▶ Given task
Copy every line of the entries that includes the word "各領域毎".

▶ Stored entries

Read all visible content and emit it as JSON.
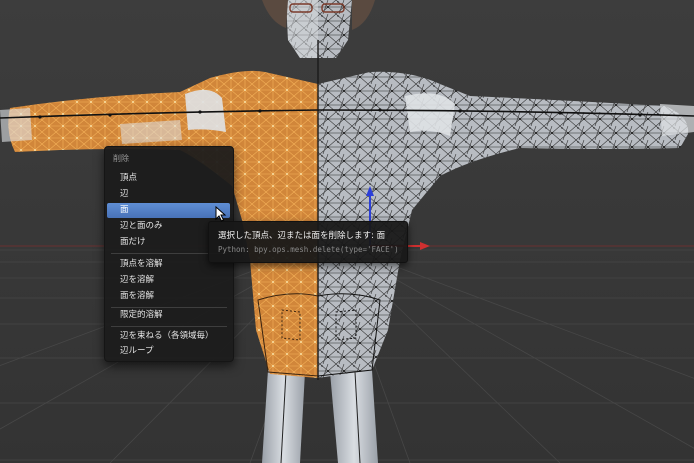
{
  "context_menu": {
    "title": "削除",
    "groups": [
      [
        "頂点",
        "辺",
        "面",
        "辺と面のみ",
        "面だけ"
      ],
      [
        "頂点を溶解",
        "辺を溶解",
        "面を溶解"
      ],
      [
        "限定的溶解"
      ],
      [
        "辺を束ねる（各領域毎）",
        "辺ループ"
      ]
    ],
    "items": {
      "vertices": "頂点",
      "edges": "辺",
      "faces": "面",
      "edges_and_faces": "辺と面のみ",
      "only_faces": "面だけ",
      "dissolve_vertices": "頂点を溶解",
      "dissolve_edges": "辺を溶解",
      "dissolve_faces": "面を溶解",
      "limited_dissolve": "限定的溶解",
      "edge_collapse": "辺を束ねる（各領域毎）",
      "edge_loops": "辺ループ"
    },
    "highlighted": "面"
  },
  "tooltip": {
    "title": "選択した頂点、辺または面を削除します: 面",
    "python": "Python: bpy.ops.mesh.delete(type='FACE')"
  },
  "viewport": {
    "background_color": "#3a3a3a",
    "grid_color": "#484848",
    "selected_mesh_color": "#e8962a",
    "unselected_mesh_color": "#c8c8c8",
    "x_axis_color": "#d03030",
    "z_axis_color": "#2c3fd8"
  }
}
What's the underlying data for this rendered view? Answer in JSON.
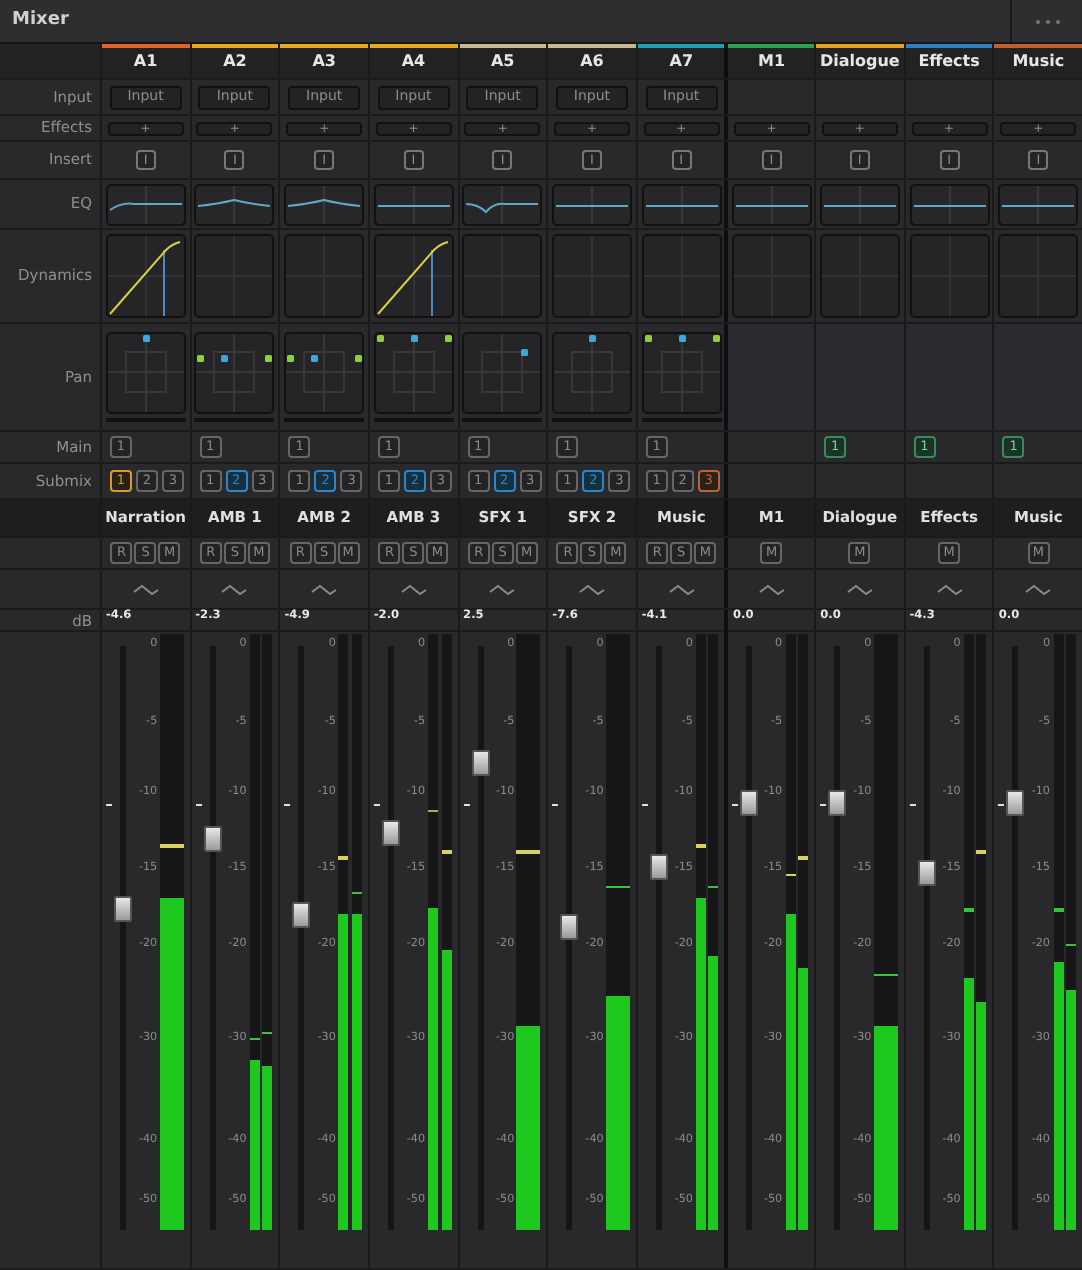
{
  "window": {
    "title": "Mixer"
  },
  "row_labels": [
    "Input",
    "Effects",
    "Insert",
    "EQ",
    "Dynamics",
    "Pan",
    "Main",
    "Submix",
    "dB"
  ],
  "channels": [
    {
      "name": "A1",
      "color": "#e0642a",
      "input": "Input",
      "effects": "+",
      "insert": "I",
      "eq": {
        "kind": "shelf"
      },
      "dynamics": {
        "kind": "active"
      },
      "pan": {
        "kind": "mono-top"
      },
      "main": {
        "label": "1",
        "selected": false
      },
      "submix": [
        {
          "label": "1",
          "selected": true
        },
        {
          "label": "2",
          "selected": false
        },
        {
          "label": "3",
          "selected": false
        }
      ],
      "track": "Narration",
      "buttons": [
        "R",
        "S",
        "M"
      ],
      "reading": "-4.6",
      "fader": {
        "level": 0.55
      },
      "meters": [
        {
          "level": 0.57,
          "peak": {
            "level": 0.66,
            "color": "#d8d060"
          }
        }
      ],
      "scale": [
        "0",
        "-5",
        "-10",
        "-15",
        "-20",
        "-30",
        "-40",
        "-50"
      ]
    },
    {
      "name": "A2",
      "color": "#e8a820",
      "input": "Input",
      "effects": "+",
      "insert": "I",
      "eq": {
        "kind": "bump"
      },
      "dynamics": {
        "kind": "idle"
      },
      "pan": {
        "kind": "stereo-middle"
      },
      "main": {
        "label": "1",
        "selected": false
      },
      "submix": [
        {
          "label": "1",
          "selected": false
        },
        {
          "label": "2",
          "selected": true
        },
        {
          "label": "3",
          "selected": false
        }
      ],
      "track": "AMB 1",
      "buttons": [
        "R",
        "S",
        "M"
      ],
      "reading": "-2.3",
      "fader": {
        "level": 0.67
      },
      "meters": [
        {
          "level": 0.29,
          "peak": {
            "level": 0.33,
            "color": "#3cc040"
          }
        },
        {
          "level": 0.28,
          "peak": {
            "level": 0.34,
            "color": "#3cc040"
          }
        }
      ],
      "scale": [
        "0",
        "-5",
        "-10",
        "-15",
        "-20",
        "-30",
        "-40",
        "-50"
      ]
    },
    {
      "name": "A3",
      "color": "#e8a820",
      "input": "Input",
      "effects": "+",
      "insert": "I",
      "eq": {
        "kind": "bump"
      },
      "dynamics": {
        "kind": "idle"
      },
      "pan": {
        "kind": "stereo-middle"
      },
      "main": {
        "label": "1",
        "selected": false
      },
      "submix": [
        {
          "label": "1",
          "selected": false
        },
        {
          "label": "2",
          "selected": true
        },
        {
          "label": "3",
          "selected": false
        }
      ],
      "track": "AMB 2",
      "buttons": [
        "R",
        "S",
        "M"
      ],
      "reading": "-4.9",
      "fader": {
        "level": 0.54
      },
      "meters": [
        {
          "level": 0.54,
          "peak": {
            "level": 0.64,
            "color": "#d8d060"
          }
        },
        {
          "level": 0.54,
          "peak": {
            "level": 0.58,
            "color": "#3cc040"
          }
        }
      ],
      "scale": [
        "0",
        "-5",
        "-10",
        "-15",
        "-20",
        "-30",
        "-40",
        "-50"
      ]
    },
    {
      "name": "A4",
      "color": "#e8a820",
      "input": "Input",
      "effects": "+",
      "insert": "I",
      "eq": {
        "kind": "flat"
      },
      "dynamics": {
        "kind": "active"
      },
      "pan": {
        "kind": "stereo-top"
      },
      "main": {
        "label": "1",
        "selected": false
      },
      "submix": [
        {
          "label": "1",
          "selected": false
        },
        {
          "label": "2",
          "selected": true
        },
        {
          "label": "3",
          "selected": false
        }
      ],
      "track": "AMB 3",
      "buttons": [
        "R",
        "S",
        "M"
      ],
      "reading": "-2.0",
      "fader": {
        "level": 0.68
      },
      "meters": [
        {
          "level": 0.55,
          "peak": {
            "level": 0.72,
            "color": "#b8a850"
          }
        },
        {
          "level": 0.48,
          "peak": {
            "level": 0.65,
            "color": "#d8d060"
          }
        }
      ],
      "scale": [
        "0",
        "-5",
        "-10",
        "-15",
        "-20",
        "-30",
        "-40",
        "-50"
      ]
    },
    {
      "name": "A5",
      "color": "#c8b890",
      "input": "Input",
      "effects": "+",
      "insert": "I",
      "eq": {
        "kind": "dip"
      },
      "dynamics": {
        "kind": "idle"
      },
      "pan": {
        "kind": "mono-right"
      },
      "main": {
        "label": "1",
        "selected": false
      },
      "submix": [
        {
          "label": "1",
          "selected": false
        },
        {
          "label": "2",
          "selected": true
        },
        {
          "label": "3",
          "selected": false
        }
      ],
      "track": "SFX 1",
      "buttons": [
        "R",
        "S",
        "M"
      ],
      "reading": "2.5",
      "fader": {
        "level": 0.8
      },
      "meters": [
        {
          "level": 0.35,
          "peak": {
            "level": 0.65,
            "color": "#d8d060"
          }
        }
      ],
      "scale": [
        "0",
        "-5",
        "-10",
        "-15",
        "-20",
        "-30",
        "-40",
        "-50"
      ]
    },
    {
      "name": "A6",
      "color": "#c8b890",
      "input": "Input",
      "effects": "+",
      "insert": "I",
      "eq": {
        "kind": "flat"
      },
      "dynamics": {
        "kind": "idle"
      },
      "pan": {
        "kind": "mono-top"
      },
      "main": {
        "label": "1",
        "selected": false
      },
      "submix": [
        {
          "label": "1",
          "selected": false
        },
        {
          "label": "2",
          "selected": true
        },
        {
          "label": "3",
          "selected": false
        }
      ],
      "track": "SFX 2",
      "buttons": [
        "R",
        "S",
        "M"
      ],
      "reading": "-7.6",
      "fader": {
        "level": 0.52
      },
      "meters": [
        {
          "level": 0.4,
          "peak": {
            "level": 0.59,
            "color": "#3cc040"
          }
        }
      ],
      "scale": [
        "0",
        "-5",
        "-10",
        "-15",
        "-20",
        "-30",
        "-40",
        "-50"
      ]
    },
    {
      "name": "A7",
      "color": "#1fa0b0",
      "input": "Input",
      "effects": "+",
      "insert": "I",
      "eq": {
        "kind": "flat"
      },
      "dynamics": {
        "kind": "idle"
      },
      "pan": {
        "kind": "stereo-top"
      },
      "main": {
        "label": "1",
        "selected": false
      },
      "submix": [
        {
          "label": "1",
          "selected": false
        },
        {
          "label": "2",
          "selected": false
        },
        {
          "label": "3",
          "selected": true
        }
      ],
      "track": "Music",
      "buttons": [
        "R",
        "S",
        "M"
      ],
      "reading": "-4.1",
      "fader": {
        "level": 0.62
      },
      "meters": [
        {
          "level": 0.57,
          "peak": {
            "level": 0.66,
            "color": "#d8d060"
          }
        },
        {
          "level": 0.47,
          "peak": {
            "level": 0.59,
            "color": "#3cc040"
          }
        }
      ],
      "scale": [
        "0",
        "-5",
        "-10",
        "-15",
        "-20",
        "-30",
        "-40",
        "-50"
      ]
    },
    {
      "name": "M1",
      "color": "#2aa050",
      "effects": "+",
      "insert": "I",
      "eq": {
        "kind": "flat"
      },
      "dynamics": {
        "kind": "idle"
      },
      "track": "M1",
      "buttons": [
        "M"
      ],
      "reading": "0.0",
      "fader": {
        "level": 0.73
      },
      "meters": [
        {
          "level": 0.54,
          "peak": {
            "level": 0.61,
            "color": "#d8d060"
          }
        },
        {
          "level": 0.45,
          "peak": {
            "level": 0.64,
            "color": "#d8d060"
          }
        }
      ],
      "scale": [
        "0",
        "-5",
        "-10",
        "-15",
        "-20",
        "-30",
        "-40",
        "-50"
      ]
    },
    {
      "name": "Dialogue",
      "color": "#e8a020",
      "effects": "+",
      "insert": "I",
      "eq": {
        "kind": "flat"
      },
      "dynamics": {
        "kind": "idle"
      },
      "main": {
        "label": "1",
        "selected": true
      },
      "track": "Dialogue",
      "buttons": [
        "M"
      ],
      "reading": "0.0",
      "fader": {
        "level": 0.73
      },
      "meters": [
        {
          "level": 0.35,
          "peak": {
            "level": 0.44,
            "color": "#3cc040"
          }
        }
      ],
      "scale": [
        "0",
        "-5",
        "-10",
        "-15",
        "-20",
        "-30",
        "-40",
        "-50"
      ]
    },
    {
      "name": "Effects",
      "color": "#2a80c0",
      "effects": "+",
      "insert": "I",
      "eq": {
        "kind": "flat"
      },
      "dynamics": {
        "kind": "idle"
      },
      "main": {
        "label": "1",
        "selected": true
      },
      "track": "Effects",
      "buttons": [
        "M"
      ],
      "reading": "-4.3",
      "fader": {
        "level": 0.61
      },
      "meters": [
        {
          "level": 0.43,
          "peak": {
            "level": 0.55,
            "color": "#3cc040"
          }
        },
        {
          "level": 0.39,
          "peak": {
            "level": 0.65,
            "color": "#d8d060"
          }
        }
      ],
      "scale": [
        "0",
        "-5",
        "-10",
        "-15",
        "-20",
        "-30",
        "-40",
        "-50"
      ]
    },
    {
      "name": "Music",
      "color": "#c06030",
      "effects": "+",
      "insert": "I",
      "eq": {
        "kind": "flat"
      },
      "dynamics": {
        "kind": "idle"
      },
      "main": {
        "label": "1",
        "selected": true
      },
      "track": "Music",
      "buttons": [
        "M"
      ],
      "reading": "0.0",
      "fader": {
        "level": 0.73
      },
      "meters": [
        {
          "level": 0.46,
          "peak": {
            "level": 0.55,
            "color": "#3cc040"
          }
        },
        {
          "level": 0.41,
          "peak": {
            "level": 0.49,
            "color": "#3cc040"
          }
        }
      ],
      "scale": [
        "0",
        "-5",
        "-10",
        "-15",
        "-20",
        "-30",
        "-40",
        "-50"
      ]
    }
  ]
}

▶ Response below
        "辺を束ねる（各領域毎）",
      "edge_collapse": "辺を束ねる（各領域毎）",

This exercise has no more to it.